→ **Task objective**
Output the material below in full, exactly as it is.

→ **The data**
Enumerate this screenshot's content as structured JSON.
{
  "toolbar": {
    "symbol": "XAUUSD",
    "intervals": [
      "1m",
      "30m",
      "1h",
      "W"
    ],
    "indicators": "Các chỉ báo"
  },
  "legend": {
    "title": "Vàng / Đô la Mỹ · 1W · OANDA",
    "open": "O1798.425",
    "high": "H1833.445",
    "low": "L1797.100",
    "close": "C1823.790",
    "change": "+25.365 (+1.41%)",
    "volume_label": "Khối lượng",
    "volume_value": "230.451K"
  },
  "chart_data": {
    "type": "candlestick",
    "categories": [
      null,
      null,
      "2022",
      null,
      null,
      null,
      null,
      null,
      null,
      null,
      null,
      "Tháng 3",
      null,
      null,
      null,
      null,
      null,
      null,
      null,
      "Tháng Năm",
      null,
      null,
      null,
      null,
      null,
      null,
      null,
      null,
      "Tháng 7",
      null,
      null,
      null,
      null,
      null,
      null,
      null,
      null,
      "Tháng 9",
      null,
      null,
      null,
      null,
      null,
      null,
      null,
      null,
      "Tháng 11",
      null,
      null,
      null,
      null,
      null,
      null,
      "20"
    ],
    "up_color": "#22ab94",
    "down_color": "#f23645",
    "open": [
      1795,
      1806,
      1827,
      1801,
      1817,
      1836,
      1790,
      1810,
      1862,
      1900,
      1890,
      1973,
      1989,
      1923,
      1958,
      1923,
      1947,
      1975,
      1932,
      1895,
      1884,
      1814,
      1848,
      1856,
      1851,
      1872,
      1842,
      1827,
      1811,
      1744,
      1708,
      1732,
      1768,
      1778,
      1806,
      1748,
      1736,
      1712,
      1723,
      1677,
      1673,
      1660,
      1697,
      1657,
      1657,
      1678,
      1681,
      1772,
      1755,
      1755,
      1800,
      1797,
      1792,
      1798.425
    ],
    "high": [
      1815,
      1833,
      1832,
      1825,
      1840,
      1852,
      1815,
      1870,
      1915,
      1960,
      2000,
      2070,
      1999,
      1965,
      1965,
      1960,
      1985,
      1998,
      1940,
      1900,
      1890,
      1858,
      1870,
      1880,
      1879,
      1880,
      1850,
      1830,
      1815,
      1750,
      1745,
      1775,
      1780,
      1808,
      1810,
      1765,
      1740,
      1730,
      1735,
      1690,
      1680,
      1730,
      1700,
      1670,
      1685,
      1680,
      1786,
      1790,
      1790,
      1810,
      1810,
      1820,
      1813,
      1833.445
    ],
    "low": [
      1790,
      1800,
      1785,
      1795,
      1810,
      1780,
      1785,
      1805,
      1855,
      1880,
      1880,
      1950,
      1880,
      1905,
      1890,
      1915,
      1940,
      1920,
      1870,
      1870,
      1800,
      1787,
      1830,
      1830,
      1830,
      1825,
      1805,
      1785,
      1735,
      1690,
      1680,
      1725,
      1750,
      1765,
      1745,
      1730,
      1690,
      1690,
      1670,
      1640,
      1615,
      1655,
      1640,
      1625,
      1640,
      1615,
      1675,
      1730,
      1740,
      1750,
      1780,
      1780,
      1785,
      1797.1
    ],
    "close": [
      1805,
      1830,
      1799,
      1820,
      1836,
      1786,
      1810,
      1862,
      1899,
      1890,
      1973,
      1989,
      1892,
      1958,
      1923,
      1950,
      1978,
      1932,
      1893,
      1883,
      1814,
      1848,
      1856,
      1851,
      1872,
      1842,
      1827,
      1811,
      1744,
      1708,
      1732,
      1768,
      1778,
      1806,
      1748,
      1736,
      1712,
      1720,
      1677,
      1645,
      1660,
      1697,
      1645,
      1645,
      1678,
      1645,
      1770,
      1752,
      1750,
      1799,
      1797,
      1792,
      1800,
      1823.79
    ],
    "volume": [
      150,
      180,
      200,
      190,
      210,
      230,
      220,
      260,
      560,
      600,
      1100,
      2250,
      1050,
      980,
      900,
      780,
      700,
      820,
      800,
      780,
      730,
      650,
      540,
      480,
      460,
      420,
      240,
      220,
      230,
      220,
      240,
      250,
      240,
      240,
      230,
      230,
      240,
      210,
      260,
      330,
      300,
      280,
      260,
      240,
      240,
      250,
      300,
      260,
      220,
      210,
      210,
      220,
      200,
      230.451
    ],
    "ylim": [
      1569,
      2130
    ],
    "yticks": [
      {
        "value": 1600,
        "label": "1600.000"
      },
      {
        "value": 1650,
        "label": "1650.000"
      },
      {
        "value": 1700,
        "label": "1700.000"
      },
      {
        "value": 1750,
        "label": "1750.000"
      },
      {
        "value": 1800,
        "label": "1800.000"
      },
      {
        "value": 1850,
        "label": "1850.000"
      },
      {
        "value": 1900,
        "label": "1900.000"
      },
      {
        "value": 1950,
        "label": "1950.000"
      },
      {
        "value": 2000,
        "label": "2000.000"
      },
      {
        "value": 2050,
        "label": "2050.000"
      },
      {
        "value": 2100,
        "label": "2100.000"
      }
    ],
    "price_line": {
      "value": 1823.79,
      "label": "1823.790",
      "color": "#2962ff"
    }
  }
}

→ **Written solution**
Enumerate this screenshot's content as structured JSON.
{
  "toolbar": {
    "symbol": "XAUUSD",
    "intervals": [
      "1m",
      "30m",
      "1h",
      "W"
    ],
    "indicators": "Các chỉ báo"
  },
  "legend": {
    "title": "Vàng / Đô la Mỹ · 1W · OANDA",
    "open": "O1798.425",
    "high": "H1833.445",
    "low": "L1797.100",
    "close": "C1823.790",
    "change": "+25.365 (+1.41%)",
    "volume_label": "Khối lượng",
    "volume_value": "230.451K"
  },
  "chart_data": {
    "type": "candlestick",
    "categories": [
      null,
      null,
      "2022",
      null,
      null,
      null,
      null,
      null,
      null,
      null,
      null,
      "Tháng 3",
      null,
      null,
      null,
      null,
      null,
      null,
      null,
      "Tháng Năm",
      null,
      null,
      null,
      null,
      null,
      null,
      null,
      null,
      "Tháng 7",
      null,
      null,
      null,
      null,
      null,
      null,
      null,
      null,
      "Tháng 9",
      null,
      null,
      null,
      null,
      null,
      null,
      null,
      null,
      "Tháng 11",
      null,
      null,
      null,
      null,
      null,
      null,
      "20"
    ],
    "up_color": "#22ab94",
    "down_color": "#f23645",
    "open": [
      1795,
      1806,
      1827,
      1801,
      1817,
      1836,
      1790,
      1810,
      1862,
      1900,
      1890,
      1973,
      1989,
      1923,
      1958,
      1923,
      1947,
      1975,
      1932,
      1895,
      1884,
      1814,
      1848,
      1856,
      1851,
      1872,
      1842,
      1827,
      1811,
      1744,
      1708,
      1732,
      1768,
      1778,
      1806,
      1748,
      1736,
      1712,
      1723,
      1677,
      1673,
      1660,
      1697,
      1657,
      1657,
      1678,
      1681,
      1772,
      1755,
      1755,
      1800,
      1797,
      1792,
      1798.425
    ],
    "high": [
      1815,
      1833,
      1832,
      1825,
      1840,
      1852,
      1815,
      1870,
      1915,
      1960,
      2000,
      2070,
      1999,
      1965,
      1965,
      1960,
      1985,
      1998,
      1940,
      1900,
      1890,
      1858,
      1870,
      1880,
      1879,
      1880,
      1850,
      1830,
      1815,
      1750,
      1745,
      1775,
      1780,
      1808,
      1810,
      1765,
      1740,
      1730,
      1735,
      1690,
      1680,
      1730,
      1700,
      1670,
      1685,
      1680,
      1786,
      1790,
      1790,
      1810,
      1810,
      1820,
      1813,
      1833.445
    ],
    "low": [
      1790,
      1800,
      1785,
      1795,
      1810,
      1780,
      1785,
      1805,
      1855,
      1880,
      1880,
      1950,
      1880,
      1905,
      1890,
      1915,
      1940,
      1920,
      1870,
      1870,
      1800,
      1787,
      1830,
      1830,
      1830,
      1825,
      1805,
      1785,
      1735,
      1690,
      1680,
      1725,
      1750,
      1765,
      1745,
      1730,
      1690,
      1690,
      1670,
      1640,
      1615,
      1655,
      1640,
      1625,
      1640,
      1615,
      1675,
      1730,
      1740,
      1750,
      1780,
      1780,
      1785,
      1797.1
    ],
    "close": [
      1805,
      1830,
      1799,
      1820,
      1836,
      1786,
      1810,
      1862,
      1899,
      1890,
      1973,
      1989,
      1892,
      1958,
      1923,
      1950,
      1978,
      1932,
      1893,
      1883,
      1814,
      1848,
      1856,
      1851,
      1872,
      1842,
      1827,
      1811,
      1744,
      1708,
      1732,
      1768,
      1778,
      1806,
      1748,
      1736,
      1712,
      1720,
      1677,
      1645,
      1660,
      1697,
      1645,
      1645,
      1678,
      1645,
      1770,
      1752,
      1750,
      1799,
      1797,
      1792,
      1800,
      1823.79
    ],
    "volume": [
      150,
      180,
      200,
      190,
      210,
      230,
      220,
      260,
      560,
      600,
      1100,
      2250,
      1050,
      980,
      900,
      780,
      700,
      820,
      800,
      780,
      730,
      650,
      540,
      480,
      460,
      420,
      240,
      220,
      230,
      220,
      240,
      250,
      240,
      240,
      230,
      230,
      240,
      210,
      260,
      330,
      300,
      280,
      260,
      240,
      240,
      250,
      300,
      260,
      220,
      210,
      210,
      220,
      200,
      230.451
    ],
    "ylim": [
      1569,
      2130
    ],
    "yticks": [
      {
        "value": 1600,
        "label": "1600.000"
      },
      {
        "value": 1650,
        "label": "1650.000"
      },
      {
        "value": 1700,
        "label": "1700.000"
      },
      {
        "value": 1750,
        "label": "1750.000"
      },
      {
        "value": 1800,
        "label": "1800.000"
      },
      {
        "value": 1850,
        "label": "1850.000"
      },
      {
        "value": 1900,
        "label": "1900.000"
      },
      {
        "value": 1950,
        "label": "1950.000"
      },
      {
        "value": 2000,
        "label": "2000.000"
      },
      {
        "value": 2050,
        "label": "2050.000"
      },
      {
        "value": 2100,
        "label": "2100.000"
      }
    ],
    "price_line": {
      "value": 1823.79,
      "label": "1823.790",
      "color": "#2962ff"
    }
  }
}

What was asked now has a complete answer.